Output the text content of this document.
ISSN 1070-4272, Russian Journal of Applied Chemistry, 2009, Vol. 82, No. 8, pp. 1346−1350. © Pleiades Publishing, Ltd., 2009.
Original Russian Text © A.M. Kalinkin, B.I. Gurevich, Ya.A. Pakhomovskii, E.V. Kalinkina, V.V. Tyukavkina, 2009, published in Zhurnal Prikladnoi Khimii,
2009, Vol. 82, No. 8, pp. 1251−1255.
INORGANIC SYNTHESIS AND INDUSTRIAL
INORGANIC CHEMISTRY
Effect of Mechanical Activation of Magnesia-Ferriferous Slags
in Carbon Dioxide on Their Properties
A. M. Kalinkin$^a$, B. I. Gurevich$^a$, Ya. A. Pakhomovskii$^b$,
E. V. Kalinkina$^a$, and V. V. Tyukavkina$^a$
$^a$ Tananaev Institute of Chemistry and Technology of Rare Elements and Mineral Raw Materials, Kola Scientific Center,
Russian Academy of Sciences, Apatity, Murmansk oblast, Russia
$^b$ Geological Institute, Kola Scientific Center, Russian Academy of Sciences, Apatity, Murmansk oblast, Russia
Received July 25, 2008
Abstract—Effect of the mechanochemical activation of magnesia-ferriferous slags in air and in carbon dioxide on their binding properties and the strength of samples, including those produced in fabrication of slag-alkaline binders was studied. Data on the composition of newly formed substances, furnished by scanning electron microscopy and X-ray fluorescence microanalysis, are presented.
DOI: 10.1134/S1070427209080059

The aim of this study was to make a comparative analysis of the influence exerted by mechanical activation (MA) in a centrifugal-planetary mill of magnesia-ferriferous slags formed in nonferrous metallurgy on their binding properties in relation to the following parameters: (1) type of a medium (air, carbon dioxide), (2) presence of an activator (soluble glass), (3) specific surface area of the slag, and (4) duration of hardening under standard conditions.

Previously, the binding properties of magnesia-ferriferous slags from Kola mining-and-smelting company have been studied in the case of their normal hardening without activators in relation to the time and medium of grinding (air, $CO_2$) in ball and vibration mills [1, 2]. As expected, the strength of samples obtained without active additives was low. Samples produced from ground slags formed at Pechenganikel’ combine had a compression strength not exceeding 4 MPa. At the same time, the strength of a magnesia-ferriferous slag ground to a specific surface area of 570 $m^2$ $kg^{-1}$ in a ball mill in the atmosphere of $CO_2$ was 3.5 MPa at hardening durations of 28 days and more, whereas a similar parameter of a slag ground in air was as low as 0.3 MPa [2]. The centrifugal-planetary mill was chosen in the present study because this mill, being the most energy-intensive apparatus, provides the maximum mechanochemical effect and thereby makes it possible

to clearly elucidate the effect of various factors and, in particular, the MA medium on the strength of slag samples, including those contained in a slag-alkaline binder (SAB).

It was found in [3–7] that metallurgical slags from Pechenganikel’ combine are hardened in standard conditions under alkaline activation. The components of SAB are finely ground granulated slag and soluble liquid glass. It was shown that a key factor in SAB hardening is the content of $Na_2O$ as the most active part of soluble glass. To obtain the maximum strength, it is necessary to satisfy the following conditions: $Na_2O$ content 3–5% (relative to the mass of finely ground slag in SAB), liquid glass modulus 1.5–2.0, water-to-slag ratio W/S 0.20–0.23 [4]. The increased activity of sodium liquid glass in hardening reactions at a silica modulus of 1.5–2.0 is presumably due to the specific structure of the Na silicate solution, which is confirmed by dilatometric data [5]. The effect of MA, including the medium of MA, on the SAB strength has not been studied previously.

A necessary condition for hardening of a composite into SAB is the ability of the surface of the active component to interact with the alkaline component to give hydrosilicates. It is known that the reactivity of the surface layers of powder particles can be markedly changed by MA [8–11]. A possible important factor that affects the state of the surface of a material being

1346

_____

:: WHAT TO DO ::
Quote all the records. Keep every word exact.

:: WORKED ANSWER ::
Output the text content of this document.
ISSN 1070-4272, Russian Journal of Applied Chemistry, 2009, Vol. 82, No. 8, pp. 1346−1350. © Pleiades Publishing, Ltd., 2009.
Original Russian Text © A.M. Kalinkin, B.I. Gurevich, Ya.A. Pakhomovskii, E.V. Kalinkina, V.V. Tyukavkina, 2009, published in Zhurnal Prikladnoi Khimii,
2009, Vol. 82, No. 8, pp. 1251−1255.
INORGANIC SYNTHESIS AND INDUSTRIAL
INORGANIC CHEMISTRY
Effect of Mechanical Activation of Magnesia-Ferriferous Slags
in Carbon Dioxide on Their Properties
A. M. Kalinkin$^a$, B. I. Gurevich$^a$, Ya. A. Pakhomovskii$^b$,
E. V. Kalinkina$^a$, and V. V. Tyukavkina$^a$
$^a$ Tananaev Institute of Chemistry and Technology of Rare Elements and Mineral Raw Materials, Kola Scientific Center,
Russian Academy of Sciences, Apatity, Murmansk oblast, Russia
$^b$ Geological Institute, Kola Scientific Center, Russian Academy of Sciences, Apatity, Murmansk oblast, Russia
Received July 25, 2008
Abstract—Effect of the mechanochemical activation of magnesia-ferriferous slags in air and in carbon dioxide on their binding properties and the strength of samples, including those produced in fabrication of slag-alkaline binders was studied. Data on the composition of newly formed substances, furnished by scanning electron microscopy and X-ray fluorescence microanalysis, are presented.
DOI: 10.1134/S1070427209080059

The aim of this study was to make a comparative analysis of the influence exerted by mechanical activation (MA) in a centrifugal-planetary mill of magnesia-ferriferous slags formed in nonferrous metallurgy on their binding properties in relation to the following parameters: (1) type of a medium (air, carbon dioxide), (2) presence of an activator (soluble glass), (3) specific surface area of the slag, and (4) duration of hardening under standard conditions.

Previously, the binding properties of magnesia-ferriferous slags from Kola mining-and-smelting company have been studied in the case of their normal hardening without activators in relation to the time and medium of grinding (air, $CO_2$) in ball and vibration mills [1, 2]. As expected, the strength of samples obtained without active additives was low. Samples produced from ground slags formed at Pechenganikel’ combine had a compression strength not exceeding 4 MPa. At the same time, the strength of a magnesia-ferriferous slag ground to a specific surface area of 570 $m^2$ $kg^{-1}$ in a ball mill in the atmosphere of $CO_2$ was 3.5 MPa at hardening durations of 28 days and more, whereas a similar parameter of a slag ground in air was as low as 0.3 MPa [2]. The centrifugal-planetary mill was chosen in the present study because this mill, being the most energy-intensive apparatus, provides the maximum mechanochemical effect and thereby makes it possible

to clearly elucidate the effect of various factors and, in particular, the MA medium on the strength of slag samples, including those contained in a slag-alkaline binder (SAB).

It was found in [3–7] that metallurgical slags from Pechenganikel’ combine are hardened in standard conditions under alkaline activation. The components of SAB are finely ground granulated slag and soluble liquid glass. It was shown that a key factor in SAB hardening is the content of $Na_2O$ as the most active part of soluble glass. To obtain the maximum strength, it is necessary to satisfy the following conditions: $Na_2O$ content 3–5% (relative to the mass of finely ground slag in SAB), liquid glass modulus 1.5–2.0, water-to-slag ratio W/S 0.20–0.23 [4]. The increased activity of sodium liquid glass in hardening reactions at a silica modulus of 1.5–2.0 is presumably due to the specific structure of the Na silicate solution, which is confirmed by dilatometric data [5]. The effect of MA, including the medium of MA, on the SAB strength has not been studied previously.

A necessary condition for hardening of a composite into SAB is the ability of the surface of the active component to interact with the alkaline component to give hydrosilicates. It is known that the reactivity of the surface layers of powder particles can be markedly changed by MA [8–11]. A possible important factor that affects the state of the surface of a material being

1346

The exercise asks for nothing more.